EXERCISE INPUTS:
_ _ _

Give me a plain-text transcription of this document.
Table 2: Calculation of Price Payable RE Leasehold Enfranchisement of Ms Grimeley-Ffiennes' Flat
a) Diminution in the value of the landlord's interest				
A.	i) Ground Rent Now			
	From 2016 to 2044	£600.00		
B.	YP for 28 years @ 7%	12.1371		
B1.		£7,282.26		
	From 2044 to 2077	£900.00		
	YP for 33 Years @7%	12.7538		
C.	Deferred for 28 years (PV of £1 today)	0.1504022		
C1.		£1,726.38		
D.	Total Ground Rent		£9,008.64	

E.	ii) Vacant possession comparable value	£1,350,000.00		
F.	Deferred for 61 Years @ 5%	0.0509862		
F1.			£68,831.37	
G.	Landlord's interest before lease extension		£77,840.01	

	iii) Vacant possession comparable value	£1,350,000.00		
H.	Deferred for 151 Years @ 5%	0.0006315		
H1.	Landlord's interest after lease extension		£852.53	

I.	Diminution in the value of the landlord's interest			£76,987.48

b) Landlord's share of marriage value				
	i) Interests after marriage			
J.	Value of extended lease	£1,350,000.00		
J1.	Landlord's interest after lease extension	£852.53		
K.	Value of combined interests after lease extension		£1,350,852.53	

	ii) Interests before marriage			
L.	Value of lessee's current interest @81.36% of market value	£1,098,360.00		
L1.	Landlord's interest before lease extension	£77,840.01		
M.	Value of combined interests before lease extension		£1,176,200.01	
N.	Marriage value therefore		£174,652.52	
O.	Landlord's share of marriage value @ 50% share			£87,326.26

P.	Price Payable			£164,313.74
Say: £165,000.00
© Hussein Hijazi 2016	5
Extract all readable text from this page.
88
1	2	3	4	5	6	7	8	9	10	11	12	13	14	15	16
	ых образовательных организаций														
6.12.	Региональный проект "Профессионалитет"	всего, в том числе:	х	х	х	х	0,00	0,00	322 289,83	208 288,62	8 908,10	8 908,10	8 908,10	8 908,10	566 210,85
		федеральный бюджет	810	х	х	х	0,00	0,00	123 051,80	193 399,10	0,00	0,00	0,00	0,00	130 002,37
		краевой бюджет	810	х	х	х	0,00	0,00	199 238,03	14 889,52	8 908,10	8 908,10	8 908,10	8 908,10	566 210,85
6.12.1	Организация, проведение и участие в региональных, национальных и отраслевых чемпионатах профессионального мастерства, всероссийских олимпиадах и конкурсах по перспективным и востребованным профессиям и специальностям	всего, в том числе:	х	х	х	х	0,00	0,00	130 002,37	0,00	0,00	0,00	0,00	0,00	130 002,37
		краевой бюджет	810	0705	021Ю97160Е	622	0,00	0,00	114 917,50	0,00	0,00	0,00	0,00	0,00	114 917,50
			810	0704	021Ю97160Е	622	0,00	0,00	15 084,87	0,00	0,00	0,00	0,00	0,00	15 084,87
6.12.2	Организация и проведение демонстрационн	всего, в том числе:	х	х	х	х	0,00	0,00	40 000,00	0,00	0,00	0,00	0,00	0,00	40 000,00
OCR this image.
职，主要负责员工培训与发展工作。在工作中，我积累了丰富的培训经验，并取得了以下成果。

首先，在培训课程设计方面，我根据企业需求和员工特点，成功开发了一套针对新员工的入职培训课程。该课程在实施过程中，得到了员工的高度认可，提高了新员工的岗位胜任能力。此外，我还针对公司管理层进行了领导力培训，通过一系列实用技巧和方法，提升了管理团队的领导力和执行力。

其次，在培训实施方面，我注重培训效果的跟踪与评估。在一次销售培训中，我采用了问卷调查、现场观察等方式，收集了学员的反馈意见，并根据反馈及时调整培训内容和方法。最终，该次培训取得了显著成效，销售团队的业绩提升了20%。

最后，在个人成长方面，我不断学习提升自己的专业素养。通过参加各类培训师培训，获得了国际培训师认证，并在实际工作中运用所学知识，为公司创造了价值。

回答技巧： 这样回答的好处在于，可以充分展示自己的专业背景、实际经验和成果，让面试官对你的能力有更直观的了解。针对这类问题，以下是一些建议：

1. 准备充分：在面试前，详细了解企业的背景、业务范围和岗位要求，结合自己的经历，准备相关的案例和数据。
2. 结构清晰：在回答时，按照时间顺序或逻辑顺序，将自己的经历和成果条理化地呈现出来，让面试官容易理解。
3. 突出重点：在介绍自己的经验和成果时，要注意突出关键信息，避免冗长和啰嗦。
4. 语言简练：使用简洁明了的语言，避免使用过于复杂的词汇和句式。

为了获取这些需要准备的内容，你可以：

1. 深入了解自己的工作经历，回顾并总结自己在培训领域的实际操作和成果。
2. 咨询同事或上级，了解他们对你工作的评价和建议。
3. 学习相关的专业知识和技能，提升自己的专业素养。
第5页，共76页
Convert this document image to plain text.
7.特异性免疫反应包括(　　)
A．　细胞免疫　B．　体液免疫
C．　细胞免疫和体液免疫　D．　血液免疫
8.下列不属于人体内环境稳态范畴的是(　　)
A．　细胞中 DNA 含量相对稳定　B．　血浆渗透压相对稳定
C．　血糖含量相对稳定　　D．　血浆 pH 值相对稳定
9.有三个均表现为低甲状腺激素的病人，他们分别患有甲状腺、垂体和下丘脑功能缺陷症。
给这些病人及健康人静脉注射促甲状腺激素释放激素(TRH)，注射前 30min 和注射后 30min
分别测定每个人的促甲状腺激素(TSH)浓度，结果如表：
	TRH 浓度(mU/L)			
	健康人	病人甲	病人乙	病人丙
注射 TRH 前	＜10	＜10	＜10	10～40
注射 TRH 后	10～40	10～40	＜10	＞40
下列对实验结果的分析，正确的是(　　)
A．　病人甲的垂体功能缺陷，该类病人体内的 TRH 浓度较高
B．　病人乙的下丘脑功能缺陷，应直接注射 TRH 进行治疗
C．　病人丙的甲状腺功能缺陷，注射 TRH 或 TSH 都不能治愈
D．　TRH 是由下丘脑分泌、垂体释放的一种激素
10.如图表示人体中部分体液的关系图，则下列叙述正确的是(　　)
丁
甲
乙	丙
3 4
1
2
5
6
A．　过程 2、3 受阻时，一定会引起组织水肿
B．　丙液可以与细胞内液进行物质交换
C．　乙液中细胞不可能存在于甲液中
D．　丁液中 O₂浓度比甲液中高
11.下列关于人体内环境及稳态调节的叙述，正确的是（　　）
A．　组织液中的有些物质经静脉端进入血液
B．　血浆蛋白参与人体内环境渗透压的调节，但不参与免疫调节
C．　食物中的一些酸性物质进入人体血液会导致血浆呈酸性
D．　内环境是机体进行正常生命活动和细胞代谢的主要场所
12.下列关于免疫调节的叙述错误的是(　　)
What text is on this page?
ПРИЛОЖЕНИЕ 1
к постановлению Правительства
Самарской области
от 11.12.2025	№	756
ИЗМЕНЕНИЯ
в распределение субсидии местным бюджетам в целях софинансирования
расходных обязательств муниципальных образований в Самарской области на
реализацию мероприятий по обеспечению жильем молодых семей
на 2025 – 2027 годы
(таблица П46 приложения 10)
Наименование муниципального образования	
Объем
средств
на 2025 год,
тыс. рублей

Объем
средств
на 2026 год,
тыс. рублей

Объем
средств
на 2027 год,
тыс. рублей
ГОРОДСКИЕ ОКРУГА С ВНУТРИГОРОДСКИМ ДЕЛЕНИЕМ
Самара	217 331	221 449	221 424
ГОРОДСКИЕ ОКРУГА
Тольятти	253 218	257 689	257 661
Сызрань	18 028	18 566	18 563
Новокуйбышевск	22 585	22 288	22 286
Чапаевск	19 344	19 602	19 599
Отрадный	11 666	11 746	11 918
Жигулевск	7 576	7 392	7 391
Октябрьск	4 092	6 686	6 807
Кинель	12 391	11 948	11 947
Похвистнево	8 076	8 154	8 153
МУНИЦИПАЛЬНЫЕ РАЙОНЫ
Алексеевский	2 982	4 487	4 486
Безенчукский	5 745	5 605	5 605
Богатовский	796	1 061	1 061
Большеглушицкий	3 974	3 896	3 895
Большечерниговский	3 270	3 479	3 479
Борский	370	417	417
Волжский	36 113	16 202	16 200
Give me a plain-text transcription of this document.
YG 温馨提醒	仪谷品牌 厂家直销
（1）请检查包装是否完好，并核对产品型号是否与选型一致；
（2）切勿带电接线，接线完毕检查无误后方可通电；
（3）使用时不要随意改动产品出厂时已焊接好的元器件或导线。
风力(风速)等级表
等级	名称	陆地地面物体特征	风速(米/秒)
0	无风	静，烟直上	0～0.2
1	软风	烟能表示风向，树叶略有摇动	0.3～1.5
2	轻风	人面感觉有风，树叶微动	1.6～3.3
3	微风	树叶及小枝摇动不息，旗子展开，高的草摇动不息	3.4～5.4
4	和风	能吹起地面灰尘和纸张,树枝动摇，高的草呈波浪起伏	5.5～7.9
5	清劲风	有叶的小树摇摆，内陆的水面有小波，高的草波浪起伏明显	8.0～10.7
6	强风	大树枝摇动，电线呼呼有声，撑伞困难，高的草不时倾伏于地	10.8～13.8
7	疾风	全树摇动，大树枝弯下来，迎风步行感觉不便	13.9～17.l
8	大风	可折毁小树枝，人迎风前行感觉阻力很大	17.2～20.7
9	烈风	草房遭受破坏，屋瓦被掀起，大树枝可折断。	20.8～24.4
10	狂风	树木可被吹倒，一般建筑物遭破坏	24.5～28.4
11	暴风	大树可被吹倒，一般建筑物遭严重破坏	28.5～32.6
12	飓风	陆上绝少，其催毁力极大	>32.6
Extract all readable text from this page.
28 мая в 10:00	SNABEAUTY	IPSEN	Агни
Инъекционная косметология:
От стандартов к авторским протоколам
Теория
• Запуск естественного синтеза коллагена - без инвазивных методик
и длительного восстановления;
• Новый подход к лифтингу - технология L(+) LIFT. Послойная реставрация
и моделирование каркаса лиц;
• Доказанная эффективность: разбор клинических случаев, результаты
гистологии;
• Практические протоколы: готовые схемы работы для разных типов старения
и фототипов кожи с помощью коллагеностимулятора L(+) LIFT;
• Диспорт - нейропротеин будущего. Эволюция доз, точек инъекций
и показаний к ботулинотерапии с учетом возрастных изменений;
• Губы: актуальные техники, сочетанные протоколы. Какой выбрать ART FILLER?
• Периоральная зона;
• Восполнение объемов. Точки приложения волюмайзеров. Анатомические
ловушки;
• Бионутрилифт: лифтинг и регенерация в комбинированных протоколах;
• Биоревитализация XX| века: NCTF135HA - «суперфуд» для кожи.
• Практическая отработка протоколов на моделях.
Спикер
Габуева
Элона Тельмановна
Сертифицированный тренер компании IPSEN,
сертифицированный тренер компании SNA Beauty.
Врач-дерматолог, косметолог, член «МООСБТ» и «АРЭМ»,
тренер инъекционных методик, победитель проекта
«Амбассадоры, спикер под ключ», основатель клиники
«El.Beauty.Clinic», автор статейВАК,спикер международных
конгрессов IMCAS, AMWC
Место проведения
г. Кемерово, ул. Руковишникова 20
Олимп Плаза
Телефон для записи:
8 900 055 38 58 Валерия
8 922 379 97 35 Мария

_ _ _

EXERCISE:
Go through the records and gather the lines that hold "this".

THE OUTPUT:
Give me a plain-text transcription of this document.
Extract all readable text from this page.
OCR this image.
Convert this document image to plain text.
What text is on this page?
Give me a plain-text transcription of this document.
Extract all readable text from this page.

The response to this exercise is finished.